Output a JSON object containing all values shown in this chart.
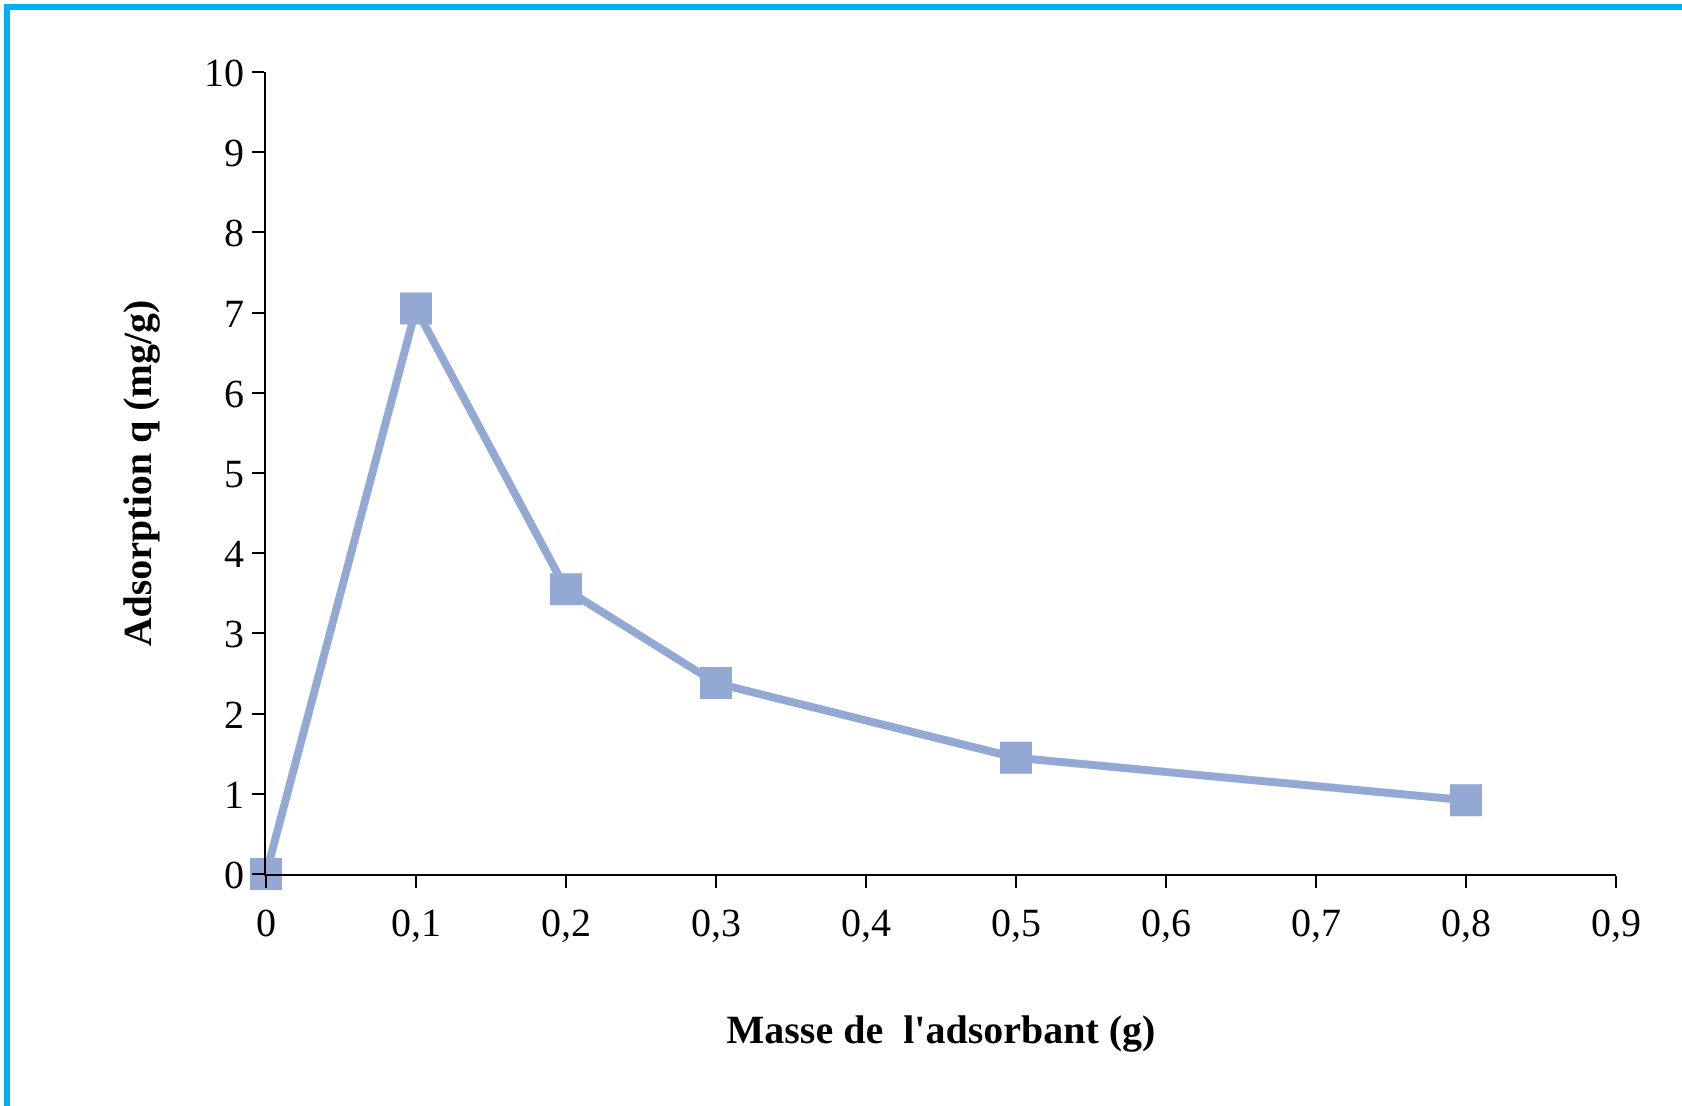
{
  "chart_data": {
    "type": "line",
    "xlabel": "Masse de  l'adsorbant (g)",
    "ylabel": "Adsorption q (mg/g)",
    "x": [
      0,
      0.1,
      0.2,
      0.3,
      0.5,
      0.8
    ],
    "series": [
      {
        "color": "#93a8d3",
        "values": [
          0,
          7.05,
          3.55,
          2.38,
          1.45,
          0.92
        ]
      }
    ],
    "xlim": [
      0,
      0.9
    ],
    "xticks": [
      0,
      {
        "value": 0.1,
        "label": "0,1"
      },
      {
        "value": 0.2,
        "label": "0,2"
      },
      {
        "value": 0.3,
        "label": "0,3"
      },
      {
        "value": 0.4,
        "label": "0,4"
      },
      {
        "value": 0.5,
        "label": "0,5"
      },
      {
        "value": 0.6,
        "label": "0,6"
      },
      {
        "value": 0.7,
        "label": "0,7"
      },
      {
        "value": 0.8,
        "label": "0,8"
      },
      {
        "value": 0.9,
        "label": "0,9"
      }
    ],
    "ylim": [
      0,
      10
    ],
    "yticks": [
      0,
      1,
      2,
      3,
      4,
      5,
      6,
      7,
      8,
      9,
      10
    ],
    "grid": false,
    "marker": "square",
    "line_style": "solid"
  }
}
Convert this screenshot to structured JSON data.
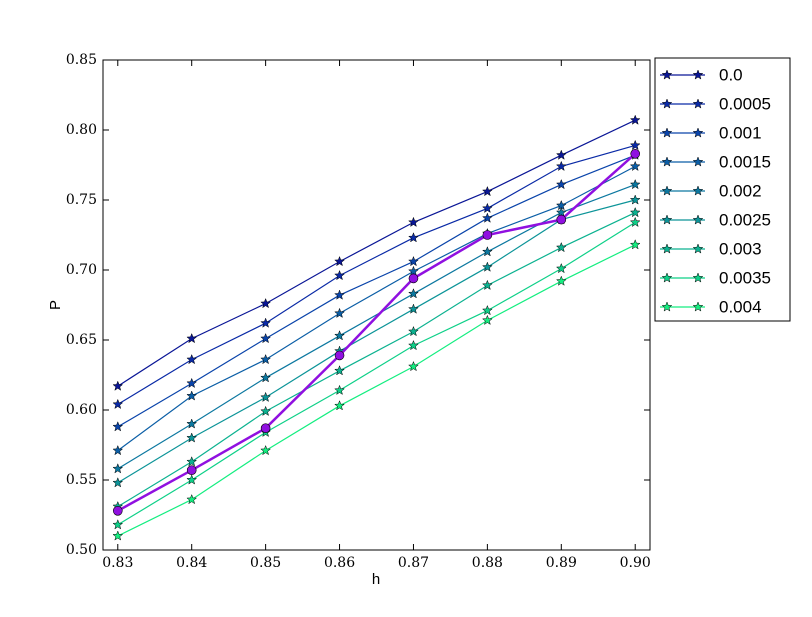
{
  "chart_data": {
    "type": "line",
    "x_label": "h",
    "y_label": "P",
    "x": [
      0.83,
      0.84,
      0.85,
      0.86,
      0.87,
      0.88,
      0.89,
      0.9
    ],
    "xlim": [
      0.828,
      0.902
    ],
    "xticks": [
      0.83,
      0.84,
      0.85,
      0.86,
      0.87,
      0.88,
      0.89,
      {
        "value": 0.9,
        "label": "0.90"
      }
    ],
    "ylim": [
      0.5,
      0.85
    ],
    "yticks": [
      {
        "value": 0.5,
        "label": "0.50"
      },
      0.55,
      {
        "value": 0.6,
        "label": "0.60"
      },
      0.65,
      {
        "value": 0.7,
        "label": "0.70"
      },
      0.75,
      {
        "value": 0.8,
        "label": "0.80"
      },
      0.85
    ],
    "legend": "outside-upper-right",
    "series": [
      {
        "name": "0.0",
        "color": "#0a1696",
        "marker": "star",
        "values": [
          0.617,
          0.651,
          0.676,
          0.706,
          0.734,
          0.756,
          0.782,
          0.807
        ]
      },
      {
        "name": "0.0005",
        "color": "#0a2aa6",
        "marker": "star",
        "values": [
          0.604,
          0.636,
          0.662,
          0.696,
          0.723,
          0.744,
          0.774,
          0.789
        ]
      },
      {
        "name": "0.001",
        "color": "#0a44aa",
        "marker": "star",
        "values": [
          0.588,
          0.619,
          0.651,
          0.682,
          0.706,
          0.737,
          0.761,
          0.782
        ]
      },
      {
        "name": "0.0015",
        "color": "#0b5ea6",
        "marker": "star",
        "values": [
          0.571,
          0.61,
          0.636,
          0.669,
          0.699,
          0.726,
          0.746,
          0.774
        ]
      },
      {
        "name": "0.002",
        "color": "#0c78a0",
        "marker": "star",
        "values": [
          0.558,
          0.59,
          0.623,
          0.653,
          0.683,
          0.713,
          0.741,
          0.761
        ]
      },
      {
        "name": "0.0025",
        "color": "#0c9498",
        "marker": "star",
        "values": [
          0.548,
          0.58,
          0.609,
          0.642,
          0.672,
          0.702,
          0.736,
          0.75
        ]
      },
      {
        "name": "0.003",
        "color": "#0cb290",
        "marker": "star",
        "values": [
          0.531,
          0.563,
          0.599,
          0.628,
          0.656,
          0.689,
          0.716,
          0.741
        ]
      },
      {
        "name": "0.0035",
        "color": "#0ed088",
        "marker": "star",
        "values": [
          0.518,
          0.55,
          0.584,
          0.614,
          0.646,
          0.671,
          0.701,
          0.734
        ]
      },
      {
        "name": "0.004",
        "color": "#14ee80",
        "marker": "star",
        "values": [
          0.51,
          0.536,
          0.571,
          0.603,
          0.631,
          0.664,
          0.692,
          0.718
        ]
      },
      {
        "color": "#9010e0",
        "marker": "circle",
        "width": 2.5,
        "values": [
          0.528,
          0.557,
          0.587,
          0.639,
          0.694,
          0.725,
          0.736,
          0.783
        ]
      }
    ]
  }
}
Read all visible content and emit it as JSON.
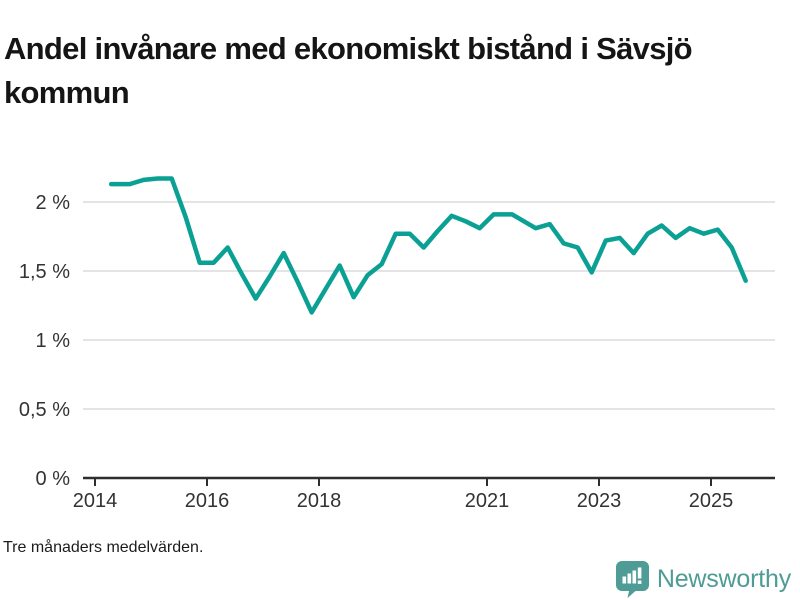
{
  "title": "Andel invånare med ekonomiskt bistånd i Sävsjö kommun",
  "footnote": "Tre månaders medelvärden.",
  "branding": {
    "name": "Newsworthy",
    "logo_icon": "bar-chart-speech-bubble",
    "color": "#4E9C95"
  },
  "colors": {
    "line": "#0AA194",
    "grid": "#DCDCDC",
    "axis": "#2E2E2E",
    "tick_text": "#333333",
    "title_text": "#151515"
  },
  "chart_data": {
    "type": "line",
    "title": "Andel invånare med ekonomiskt bistånd i Sävsjö kommun",
    "subtitle": "Tre månaders medelvärden.",
    "xlabel": "",
    "ylabel": "",
    "grid": "horizontal",
    "legend": "none",
    "x_axis": {
      "tick_values": [
        2014,
        2016,
        2018,
        2021,
        2023,
        2025
      ],
      "tick_labels": [
        "2014",
        "2016",
        "2018",
        "2021",
        "2023",
        "2025"
      ],
      "range": [
        2013.79,
        2026.1
      ]
    },
    "y_axis": {
      "tick_values": [
        0,
        0.5,
        1,
        1.5,
        2
      ],
      "tick_labels": [
        "0 %",
        "0,5 %",
        "1 %",
        "1,5 %",
        "2 %"
      ],
      "range": [
        0,
        2.3
      ],
      "unit": "%"
    },
    "series": [
      {
        "name": "Andel invånare med ekonomiskt bistånd, Sävsjö kommun",
        "color": "#0AA194",
        "points": [
          [
            2014.29,
            2.13
          ],
          [
            2014.62,
            2.13
          ],
          [
            2014.87,
            2.16
          ],
          [
            2015.12,
            2.17
          ],
          [
            2015.37,
            2.17
          ],
          [
            2015.62,
            1.89
          ],
          [
            2015.87,
            1.56
          ],
          [
            2016.12,
            1.56
          ],
          [
            2016.37,
            1.67
          ],
          [
            2016.62,
            1.48
          ],
          [
            2016.87,
            1.3
          ],
          [
            2017.12,
            1.46
          ],
          [
            2017.37,
            1.63
          ],
          [
            2017.62,
            1.42
          ],
          [
            2017.87,
            1.2
          ],
          [
            2018.12,
            1.37
          ],
          [
            2018.37,
            1.54
          ],
          [
            2018.62,
            1.31
          ],
          [
            2018.87,
            1.47
          ],
          [
            2019.12,
            1.55
          ],
          [
            2019.37,
            1.77
          ],
          [
            2019.62,
            1.77
          ],
          [
            2019.87,
            1.67
          ],
          [
            2020.12,
            1.79
          ],
          [
            2020.37,
            1.9
          ],
          [
            2020.62,
            1.86
          ],
          [
            2020.87,
            1.81
          ],
          [
            2021.12,
            1.91
          ],
          [
            2021.45,
            1.91
          ],
          [
            2021.87,
            1.81
          ],
          [
            2022.12,
            1.84
          ],
          [
            2022.37,
            1.7
          ],
          [
            2022.62,
            1.67
          ],
          [
            2022.87,
            1.49
          ],
          [
            2023.12,
            1.72
          ],
          [
            2023.37,
            1.74
          ],
          [
            2023.62,
            1.63
          ],
          [
            2023.87,
            1.77
          ],
          [
            2024.12,
            1.83
          ],
          [
            2024.37,
            1.74
          ],
          [
            2024.62,
            1.81
          ],
          [
            2024.87,
            1.77
          ],
          [
            2025.12,
            1.8
          ],
          [
            2025.37,
            1.67
          ],
          [
            2025.62,
            1.43
          ]
        ]
      }
    ]
  }
}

* * *

* Exercise aim: Reproduce the data verbatim. Do not carry any picture into the copy.

* Task output:
Output a JSON object containing all values shown in this chart.
{
  "chart_data": {
    "type": "line",
    "xlabel": "Masse de  l'adsorbant (g)",
    "ylabel": "Adsorption q (mg/g)",
    "x": [
      0,
      0.1,
      0.2,
      0.3,
      0.5,
      0.8
    ],
    "series": [
      {
        "color": "#93a8d3",
        "values": [
          0,
          7.05,
          3.55,
          2.38,
          1.45,
          0.92
        ]
      }
    ],
    "xlim": [
      0,
      0.9
    ],
    "xticks": [
      0,
      {
        "value": 0.1,
        "label": "0,1"
      },
      {
        "value": 0.2,
        "label": "0,2"
      },
      {
        "value": 0.3,
        "label": "0,3"
      },
      {
        "value": 0.4,
        "label": "0,4"
      },
      {
        "value": 0.5,
        "label": "0,5"
      },
      {
        "value": 0.6,
        "label": "0,6"
      },
      {
        "value": 0.7,
        "label": "0,7"
      },
      {
        "value": 0.8,
        "label": "0,8"
      },
      {
        "value": 0.9,
        "label": "0,9"
      }
    ],
    "ylim": [
      0,
      10
    ],
    "yticks": [
      0,
      1,
      2,
      3,
      4,
      5,
      6,
      7,
      8,
      9,
      10
    ],
    "grid": false,
    "marker": "square",
    "line_style": "solid"
  }
}
Convert this screenshot to structured JSON data.
{
  "chart_data": {
    "type": "line",
    "x_label": "h",
    "y_label": "P",
    "x": [
      0.83,
      0.84,
      0.85,
      0.86,
      0.87,
      0.88,
      0.89,
      0.9
    ],
    "xlim": [
      0.828,
      0.902
    ],
    "xticks": [
      0.83,
      0.84,
      0.85,
      0.86,
      0.87,
      0.88,
      0.89,
      {
        "value": 0.9,
        "label": "0.90"
      }
    ],
    "ylim": [
      0.5,
      0.85
    ],
    "yticks": [
      {
        "value": 0.5,
        "label": "0.50"
      },
      0.55,
      {
        "value": 0.6,
        "label": "0.60"
      },
      0.65,
      {
        "value": 0.7,
        "label": "0.70"
      },
      0.75,
      {
        "value": 0.8,
        "label": "0.80"
      },
      0.85
    ],
    "legend": "outside-upper-right",
    "series": [
      {
        "name": "0.0",
        "color": "#0a1696",
        "marker": "star",
        "values": [
          0.617,
          0.651,
          0.676,
          0.706,
          0.734,
          0.756,
          0.782,
          0.807
        ]
      },
      {
        "name": "0.0005",
        "color": "#0a2aa6",
        "marker": "star",
        "values": [
          0.604,
          0.636,
          0.662,
          0.696,
          0.723,
          0.744,
          0.774,
          0.789
        ]
      },
      {
        "name": "0.001",
        "color": "#0a44aa",
        "marker": "star",
        "values": [
          0.588,
          0.619,
          0.651,
          0.682,
          0.706,
          0.737,
          0.761,
          0.782
        ]
      },
      {
        "name": "0.0015",
        "color": "#0b5ea6",
        "marker": "star",
        "values": [
          0.571,
          0.61,
          0.636,
          0.669,
          0.699,
          0.726,
          0.746,
          0.774
        ]
      },
      {
        "name": "0.002",
        "color": "#0c78a0",
        "marker": "star",
        "values": [
          0.558,
          0.59,
          0.623,
          0.653,
          0.683,
          0.713,
          0.741,
          0.761
        ]
      },
      {
        "name": "0.0025",
        "color": "#0c9498",
        "marker": "star",
        "values": [
          0.548,
          0.58,
          0.609,
          0.642,
          0.672,
          0.702,
          0.736,
          0.75
        ]
      },
      {
        "name": "0.003",
        "color": "#0cb290",
        "marker": "star",
        "values": [
          0.531,
          0.563,
          0.599,
          0.628,
          0.656,
          0.689,
          0.716,
          0.741
        ]
      },
      {
        "name": "0.0035",
        "color": "#0ed088",
        "marker": "star",
        "values": [
          0.518,
          0.55,
          0.584,
          0.614,
          0.646,
          0.671,
          0.701,
          0.734
        ]
      },
      {
        "name": "0.004",
        "color": "#14ee80",
        "marker": "star",
        "values": [
          0.51,
          0.536,
          0.571,
          0.603,
          0.631,
          0.664,
          0.692,
          0.718
        ]
      },
      {
        "color": "#9010e0",
        "marker": "circle",
        "width": 2.5,
        "values": [
          0.528,
          0.557,
          0.587,
          0.639,
          0.694,
          0.725,
          0.736,
          0.783
        ]
      }
    ]
  }
}
Read all visible content and emit it as JSON.
{
  "title": "Andel invånare med ekonomiskt bistånd i Sävsjö kommun",
  "footnote": "Tre månaders medelvärden.",
  "branding": {
    "name": "Newsworthy",
    "logo_icon": "bar-chart-speech-bubble",
    "color": "#4E9C95"
  },
  "colors": {
    "line": "#0AA194",
    "grid": "#DCDCDC",
    "axis": "#2E2E2E",
    "tick_text": "#333333",
    "title_text": "#151515"
  },
  "chart_data": {
    "type": "line",
    "title": "Andel invånare med ekonomiskt bistånd i Sävsjö kommun",
    "subtitle": "Tre månaders medelvärden.",
    "xlabel": "",
    "ylabel": "",
    "grid": "horizontal",
    "legend": "none",
    "x_axis": {
      "tick_values": [
        2014,
        2016,
        2018,
        2021,
        2023,
        2025
      ],
      "tick_labels": [
        "2014",
        "2016",
        "2018",
        "2021",
        "2023",
        "2025"
      ],
      "range": [
        2013.79,
        2026.1
      ]
    },
    "y_axis": {
      "tick_values": [
        0,
        0.5,
        1,
        1.5,
        2
      ],
      "tick_labels": [
        "0 %",
        "0,5 %",
        "1 %",
        "1,5 %",
        "2 %"
      ],
      "range": [
        0,
        2.3
      ],
      "unit": "%"
    },
    "series": [
      {
        "name": "Andel invånare med ekonomiskt bistånd, Sävsjö kommun",
        "color": "#0AA194",
        "points": [
          [
            2014.29,
            2.13
          ],
          [
            2014.62,
            2.13
          ],
          [
            2014.87,
            2.16
          ],
          [
            2015.12,
            2.17
          ],
          [
            2015.37,
            2.17
          ],
          [
            2015.62,
            1.89
          ],
          [
            2015.87,
            1.56
          ],
          [
            2016.12,
            1.56
          ],
          [
            2016.37,
            1.67
          ],
          [
            2016.62,
            1.48
          ],
          [
            2016.87,
            1.3
          ],
          [
            2017.12,
            1.46
          ],
          [
            2017.37,
            1.63
          ],
          [
            2017.62,
            1.42
          ],
          [
            2017.87,
            1.2
          ],
          [
            2018.12,
            1.37
          ],
          [
            2018.37,
            1.54
          ],
          [
            2018.62,
            1.31
          ],
          [
            2018.87,
            1.47
          ],
          [
            2019.12,
            1.55
          ],
          [
            2019.37,
            1.77
          ],
          [
            2019.62,
            1.77
          ],
          [
            2019.87,
            1.67
          ],
          [
            2020.12,
            1.79
          ],
          [
            2020.37,
            1.9
          ],
          [
            2020.62,
            1.86
          ],
          [
            2020.87,
            1.81
          ],
          [
            2021.12,
            1.91
          ],
          [
            2021.45,
            1.91
          ],
          [
            2021.87,
            1.81
          ],
          [
            2022.12,
            1.84
          ],
          [
            2022.37,
            1.7
          ],
          [
            2022.62,
            1.67
          ],
          [
            2022.87,
            1.49
          ],
          [
            2023.12,
            1.72
          ],
          [
            2023.37,
            1.74
          ],
          [
            2023.62,
            1.63
          ],
          [
            2023.87,
            1.77
          ],
          [
            2024.12,
            1.83
          ],
          [
            2024.37,
            1.74
          ],
          [
            2024.62,
            1.81
          ],
          [
            2024.87,
            1.77
          ],
          [
            2025.12,
            1.8
          ],
          [
            2025.37,
            1.67
          ],
          [
            2025.62,
            1.43
          ]
        ]
      }
    ]
  }
}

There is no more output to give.